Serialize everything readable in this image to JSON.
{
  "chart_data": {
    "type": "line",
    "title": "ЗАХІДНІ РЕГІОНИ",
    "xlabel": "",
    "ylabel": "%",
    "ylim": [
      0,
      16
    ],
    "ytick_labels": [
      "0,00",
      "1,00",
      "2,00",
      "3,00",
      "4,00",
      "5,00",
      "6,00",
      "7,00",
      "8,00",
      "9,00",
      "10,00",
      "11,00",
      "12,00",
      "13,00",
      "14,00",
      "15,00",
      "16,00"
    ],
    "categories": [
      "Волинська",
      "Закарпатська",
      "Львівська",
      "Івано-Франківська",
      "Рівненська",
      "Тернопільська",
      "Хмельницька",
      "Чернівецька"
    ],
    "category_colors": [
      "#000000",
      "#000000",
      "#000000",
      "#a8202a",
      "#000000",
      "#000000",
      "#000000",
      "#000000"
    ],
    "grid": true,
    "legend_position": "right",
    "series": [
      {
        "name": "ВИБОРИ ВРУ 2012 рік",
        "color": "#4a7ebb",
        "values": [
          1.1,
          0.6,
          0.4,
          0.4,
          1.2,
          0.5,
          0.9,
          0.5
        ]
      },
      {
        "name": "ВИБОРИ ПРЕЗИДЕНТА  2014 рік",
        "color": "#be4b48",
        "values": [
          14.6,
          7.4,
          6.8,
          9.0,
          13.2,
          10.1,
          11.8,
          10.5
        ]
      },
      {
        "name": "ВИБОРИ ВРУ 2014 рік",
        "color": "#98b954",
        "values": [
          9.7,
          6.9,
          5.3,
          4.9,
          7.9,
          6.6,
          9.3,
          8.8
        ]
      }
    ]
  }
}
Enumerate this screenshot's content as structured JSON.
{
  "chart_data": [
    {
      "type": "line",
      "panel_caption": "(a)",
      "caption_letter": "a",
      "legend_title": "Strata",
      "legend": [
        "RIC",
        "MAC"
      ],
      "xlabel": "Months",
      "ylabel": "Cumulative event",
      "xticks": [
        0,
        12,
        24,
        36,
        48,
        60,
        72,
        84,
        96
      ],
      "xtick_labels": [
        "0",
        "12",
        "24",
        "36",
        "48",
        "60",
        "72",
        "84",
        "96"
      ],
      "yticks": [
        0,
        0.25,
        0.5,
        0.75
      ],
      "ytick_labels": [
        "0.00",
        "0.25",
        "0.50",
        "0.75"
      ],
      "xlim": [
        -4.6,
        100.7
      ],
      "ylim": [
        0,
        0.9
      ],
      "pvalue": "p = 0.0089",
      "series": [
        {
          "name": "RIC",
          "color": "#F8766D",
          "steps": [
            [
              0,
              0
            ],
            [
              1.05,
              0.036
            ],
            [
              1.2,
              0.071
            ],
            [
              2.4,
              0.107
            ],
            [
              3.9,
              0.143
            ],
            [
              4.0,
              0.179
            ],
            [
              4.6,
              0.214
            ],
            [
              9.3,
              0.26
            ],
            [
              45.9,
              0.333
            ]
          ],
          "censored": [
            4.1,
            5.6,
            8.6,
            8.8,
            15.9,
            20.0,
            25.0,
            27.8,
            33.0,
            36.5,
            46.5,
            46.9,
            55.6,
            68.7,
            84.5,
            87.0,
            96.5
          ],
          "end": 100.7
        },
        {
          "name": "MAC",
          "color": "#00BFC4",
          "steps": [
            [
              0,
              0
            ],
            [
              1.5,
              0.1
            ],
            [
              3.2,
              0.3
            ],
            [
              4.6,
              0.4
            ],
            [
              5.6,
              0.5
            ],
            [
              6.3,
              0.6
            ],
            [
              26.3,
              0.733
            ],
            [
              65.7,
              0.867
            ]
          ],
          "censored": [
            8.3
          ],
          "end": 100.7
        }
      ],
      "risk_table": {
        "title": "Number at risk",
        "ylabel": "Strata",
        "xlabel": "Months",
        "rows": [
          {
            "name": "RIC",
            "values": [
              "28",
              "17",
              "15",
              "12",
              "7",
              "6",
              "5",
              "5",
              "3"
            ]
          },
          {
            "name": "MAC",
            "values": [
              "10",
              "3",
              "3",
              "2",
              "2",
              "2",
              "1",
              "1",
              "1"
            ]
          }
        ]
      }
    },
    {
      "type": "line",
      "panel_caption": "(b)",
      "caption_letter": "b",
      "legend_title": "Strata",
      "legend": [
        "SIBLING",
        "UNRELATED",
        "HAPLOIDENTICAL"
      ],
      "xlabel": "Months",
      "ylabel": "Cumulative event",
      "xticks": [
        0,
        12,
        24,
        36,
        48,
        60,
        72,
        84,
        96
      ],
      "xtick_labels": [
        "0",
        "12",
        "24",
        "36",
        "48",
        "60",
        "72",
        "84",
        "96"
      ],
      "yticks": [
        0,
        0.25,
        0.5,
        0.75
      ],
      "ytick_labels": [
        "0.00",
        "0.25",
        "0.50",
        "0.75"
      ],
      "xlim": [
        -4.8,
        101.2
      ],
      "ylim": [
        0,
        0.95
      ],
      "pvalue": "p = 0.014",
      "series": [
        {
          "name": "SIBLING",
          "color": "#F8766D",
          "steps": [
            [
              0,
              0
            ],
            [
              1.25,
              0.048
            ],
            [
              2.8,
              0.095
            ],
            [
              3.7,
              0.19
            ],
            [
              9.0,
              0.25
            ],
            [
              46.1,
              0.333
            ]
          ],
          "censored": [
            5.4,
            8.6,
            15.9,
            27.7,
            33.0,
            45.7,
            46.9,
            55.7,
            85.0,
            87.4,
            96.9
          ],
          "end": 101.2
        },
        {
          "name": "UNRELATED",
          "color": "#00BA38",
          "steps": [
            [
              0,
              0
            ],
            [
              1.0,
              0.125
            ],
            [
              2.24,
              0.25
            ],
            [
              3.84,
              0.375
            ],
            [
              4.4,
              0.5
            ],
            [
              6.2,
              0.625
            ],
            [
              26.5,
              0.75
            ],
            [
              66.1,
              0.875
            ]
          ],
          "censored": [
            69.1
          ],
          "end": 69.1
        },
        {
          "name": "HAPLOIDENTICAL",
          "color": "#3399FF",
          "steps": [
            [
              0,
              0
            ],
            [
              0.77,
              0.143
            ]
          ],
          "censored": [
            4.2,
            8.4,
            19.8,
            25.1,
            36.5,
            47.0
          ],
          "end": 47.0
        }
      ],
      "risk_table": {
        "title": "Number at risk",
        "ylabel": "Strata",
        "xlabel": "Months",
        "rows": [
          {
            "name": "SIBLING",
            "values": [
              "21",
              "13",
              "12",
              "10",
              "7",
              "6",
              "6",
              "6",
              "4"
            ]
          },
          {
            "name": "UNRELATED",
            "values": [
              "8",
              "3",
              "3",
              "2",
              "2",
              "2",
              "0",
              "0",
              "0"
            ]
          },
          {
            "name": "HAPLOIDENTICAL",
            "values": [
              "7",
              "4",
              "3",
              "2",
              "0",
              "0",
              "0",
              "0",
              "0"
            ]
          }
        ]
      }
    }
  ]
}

━━━━━━━━━━━━━━━━

YOUR TASK: Look through the data above. Find each line with the string "this" and copy it.

COMPLETE ANSWER:
Serialize everything readable in this image to JSON.
Enumerate this screenshot's content as structured JSON.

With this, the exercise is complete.